Task details: Repeat the material exactly, every line of it.

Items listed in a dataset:

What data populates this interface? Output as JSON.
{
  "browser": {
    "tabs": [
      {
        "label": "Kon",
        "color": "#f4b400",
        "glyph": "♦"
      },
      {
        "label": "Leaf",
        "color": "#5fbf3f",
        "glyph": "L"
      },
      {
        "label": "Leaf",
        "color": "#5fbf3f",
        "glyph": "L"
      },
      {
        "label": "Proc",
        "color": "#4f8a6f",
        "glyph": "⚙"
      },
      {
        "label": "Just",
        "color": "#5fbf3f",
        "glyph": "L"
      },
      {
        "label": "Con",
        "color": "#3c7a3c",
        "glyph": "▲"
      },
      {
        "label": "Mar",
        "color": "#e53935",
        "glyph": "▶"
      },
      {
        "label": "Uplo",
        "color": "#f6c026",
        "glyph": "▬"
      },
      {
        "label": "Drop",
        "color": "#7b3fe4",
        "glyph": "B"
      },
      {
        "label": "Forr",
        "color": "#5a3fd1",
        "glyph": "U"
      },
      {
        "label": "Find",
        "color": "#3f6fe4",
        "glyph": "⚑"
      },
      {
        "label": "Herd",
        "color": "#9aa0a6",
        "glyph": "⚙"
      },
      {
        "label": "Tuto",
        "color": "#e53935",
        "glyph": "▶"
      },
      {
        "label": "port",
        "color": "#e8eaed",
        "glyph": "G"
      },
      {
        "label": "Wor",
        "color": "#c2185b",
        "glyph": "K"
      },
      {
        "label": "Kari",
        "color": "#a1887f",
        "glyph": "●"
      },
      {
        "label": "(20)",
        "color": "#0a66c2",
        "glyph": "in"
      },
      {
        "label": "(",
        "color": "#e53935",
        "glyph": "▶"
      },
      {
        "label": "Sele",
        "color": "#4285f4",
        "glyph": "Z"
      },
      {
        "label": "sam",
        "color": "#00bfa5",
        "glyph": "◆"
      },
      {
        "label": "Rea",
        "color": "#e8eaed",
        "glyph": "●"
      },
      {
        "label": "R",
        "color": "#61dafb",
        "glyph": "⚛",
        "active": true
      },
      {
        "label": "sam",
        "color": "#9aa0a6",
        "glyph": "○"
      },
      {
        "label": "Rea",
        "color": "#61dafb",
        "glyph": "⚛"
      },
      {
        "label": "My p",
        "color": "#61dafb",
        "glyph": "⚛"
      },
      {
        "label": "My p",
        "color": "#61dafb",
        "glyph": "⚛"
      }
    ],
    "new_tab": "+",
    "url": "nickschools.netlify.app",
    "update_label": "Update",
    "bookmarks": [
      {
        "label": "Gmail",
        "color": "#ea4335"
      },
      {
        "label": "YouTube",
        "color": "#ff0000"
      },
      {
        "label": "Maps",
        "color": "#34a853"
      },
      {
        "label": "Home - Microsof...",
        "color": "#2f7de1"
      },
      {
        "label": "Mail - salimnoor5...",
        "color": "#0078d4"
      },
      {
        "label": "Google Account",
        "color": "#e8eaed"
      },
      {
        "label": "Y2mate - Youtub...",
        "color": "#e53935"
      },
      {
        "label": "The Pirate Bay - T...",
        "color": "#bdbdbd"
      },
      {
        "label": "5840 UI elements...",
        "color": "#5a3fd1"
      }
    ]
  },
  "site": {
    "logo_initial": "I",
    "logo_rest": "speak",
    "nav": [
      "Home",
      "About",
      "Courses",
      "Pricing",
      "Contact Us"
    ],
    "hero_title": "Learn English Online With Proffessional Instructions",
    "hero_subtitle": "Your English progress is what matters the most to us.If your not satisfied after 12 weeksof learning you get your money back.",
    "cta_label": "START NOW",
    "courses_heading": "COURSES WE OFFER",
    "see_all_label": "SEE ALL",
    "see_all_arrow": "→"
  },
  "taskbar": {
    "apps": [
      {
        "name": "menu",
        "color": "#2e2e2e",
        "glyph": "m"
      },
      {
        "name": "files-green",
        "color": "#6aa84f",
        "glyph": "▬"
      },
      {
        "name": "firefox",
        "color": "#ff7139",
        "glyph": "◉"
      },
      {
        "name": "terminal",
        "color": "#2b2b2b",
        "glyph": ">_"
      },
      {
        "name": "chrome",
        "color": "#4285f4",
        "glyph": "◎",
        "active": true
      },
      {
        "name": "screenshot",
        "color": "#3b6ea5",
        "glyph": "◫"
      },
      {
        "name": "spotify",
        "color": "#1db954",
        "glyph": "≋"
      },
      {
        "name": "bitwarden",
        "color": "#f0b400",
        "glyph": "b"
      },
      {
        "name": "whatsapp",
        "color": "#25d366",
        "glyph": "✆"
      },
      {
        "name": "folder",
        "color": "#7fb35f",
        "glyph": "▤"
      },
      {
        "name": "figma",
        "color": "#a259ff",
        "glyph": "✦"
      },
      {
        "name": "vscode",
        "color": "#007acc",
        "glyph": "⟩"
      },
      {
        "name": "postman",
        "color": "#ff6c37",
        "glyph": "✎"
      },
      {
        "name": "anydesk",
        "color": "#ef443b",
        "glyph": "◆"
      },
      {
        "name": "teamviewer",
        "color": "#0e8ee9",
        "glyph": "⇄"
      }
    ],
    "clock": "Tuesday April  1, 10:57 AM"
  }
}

Solution for this exercise:
What data populates this interface? Output as JSON.
{
  "browser": {
    "tabs": [
      {
        "label": "Kon",
        "color": "#f4b400",
        "glyph": "♦"
      },
      {
        "label": "Leaf",
        "color": "#5fbf3f",
        "glyph": "L"
      },
      {
        "label": "Leaf",
        "color": "#5fbf3f",
        "glyph": "L"
      },
      {
        "label": "Proc",
        "color": "#4f8a6f",
        "glyph": "⚙"
      },
      {
        "label": "Just",
        "color": "#5fbf3f",
        "glyph": "L"
      },
      {
        "label": "Con",
        "color": "#3c7a3c",
        "glyph": "▲"
      },
      {
        "label": "Mar",
        "color": "#e53935",
        "glyph": "▶"
      },
      {
        "label": "Uplo",
        "color": "#f6c026",
        "glyph": "▬"
      },
      {
        "label": "Drop",
        "color": "#7b3fe4",
        "glyph": "B"
      },
      {
        "label": "Forr",
        "color": "#5a3fd1",
        "glyph": "U"
      },
      {
        "label": "Find",
        "color": "#3f6fe4",
        "glyph": "⚑"
      },
      {
        "label": "Herd",
        "color": "#9aa0a6",
        "glyph": "⚙"
      },
      {
        "label": "Tuto",
        "color": "#e53935",
        "glyph": "▶"
      },
      {
        "label": "port",
        "color": "#e8eaed",
        "glyph": "G"
      },
      {
        "label": "Wor",
        "color": "#c2185b",
        "glyph": "K"
      },
      {
        "label": "Kari",
        "color": "#a1887f",
        "glyph": "●"
      },
      {
        "label": "(20)",
        "color": "#0a66c2",
        "glyph": "in"
      },
      {
        "label": "(",
        "color": "#e53935",
        "glyph": "▶"
      },
      {
        "label": "Sele",
        "color": "#4285f4",
        "glyph": "Z"
      },
      {
        "label": "sam",
        "color": "#00bfa5",
        "glyph": "◆"
      },
      {
        "label": "Rea",
        "color": "#e8eaed",
        "glyph": "●"
      },
      {
        "label": "R",
        "color": "#61dafb",
        "glyph": "⚛",
        "active": true
      },
      {
        "label": "sam",
        "color": "#9aa0a6",
        "glyph": "○"
      },
      {
        "label": "Rea",
        "color": "#61dafb",
        "glyph": "⚛"
      },
      {
        "label": "My p",
        "color": "#61dafb",
        "glyph": "⚛"
      },
      {
        "label": "My p",
        "color": "#61dafb",
        "glyph": "⚛"
      }
    ],
    "new_tab": "+",
    "url": "nickschools.netlify.app",
    "update_label": "Update",
    "bookmarks": [
      {
        "label": "Gmail",
        "color": "#ea4335"
      },
      {
        "label": "YouTube",
        "color": "#ff0000"
      },
      {
        "label": "Maps",
        "color": "#34a853"
      },
      {
        "label": "Home - Microsof...",
        "color": "#2f7de1"
      },
      {
        "label": "Mail - salimnoor5...",
        "color": "#0078d4"
      },
      {
        "label": "Google Account",
        "color": "#e8eaed"
      },
      {
        "label": "Y2mate - Youtub...",
        "color": "#e53935"
      },
      {
        "label": "The Pirate Bay - T...",
        "color": "#bdbdbd"
      },
      {
        "label": "5840 UI elements...",
        "color": "#5a3fd1"
      }
    ]
  },
  "site": {
    "logo_initial": "I",
    "logo_rest": "speak",
    "nav": [
      "Home",
      "About",
      "Courses",
      "Pricing",
      "Contact Us"
    ],
    "hero_title": "Learn English Online With Proffessional Instructions",
    "hero_subtitle": "Your English progress is what matters the most to us.If your not satisfied after 12 weeksof learning you get your money back.",
    "cta_label": "START NOW",
    "courses_heading": "COURSES WE OFFER",
    "see_all_label": "SEE ALL",
    "see_all_arrow": "→"
  },
  "taskbar": {
    "apps": [
      {
        "name": "menu",
        "color": "#2e2e2e",
        "glyph": "m"
      },
      {
        "name": "files-green",
        "color": "#6aa84f",
        "glyph": "▬"
      },
      {
        "name": "firefox",
        "color": "#ff7139",
        "glyph": "◉"
      },
      {
        "name": "terminal",
        "color": "#2b2b2b",
        "glyph": ">_"
      },
      {
        "name": "chrome",
        "color": "#4285f4",
        "glyph": "◎",
        "active": true
      },
      {
        "name": "screenshot",
        "color": "#3b6ea5",
        "glyph": "◫"
      },
      {
        "name": "spotify",
        "color": "#1db954",
        "glyph": "≋"
      },
      {
        "name": "bitwarden",
        "color": "#f0b400",
        "glyph": "b"
      },
      {
        "name": "whatsapp",
        "color": "#25d366",
        "glyph": "✆"
      },
      {
        "name": "folder",
        "color": "#7fb35f",
        "glyph": "▤"
      },
      {
        "name": "figma",
        "color": "#a259ff",
        "glyph": "✦"
      },
      {
        "name": "vscode",
        "color": "#007acc",
        "glyph": "⟩"
      },
      {
        "name": "postman",
        "color": "#ff6c37",
        "glyph": "✎"
      },
      {
        "name": "anydesk",
        "color": "#ef443b",
        "glyph": "◆"
      },
      {
        "name": "teamviewer",
        "color": "#0e8ee9",
        "glyph": "⇄"
      }
    ],
    "clock": "Tuesday April  1, 10:57 AM"
  }
}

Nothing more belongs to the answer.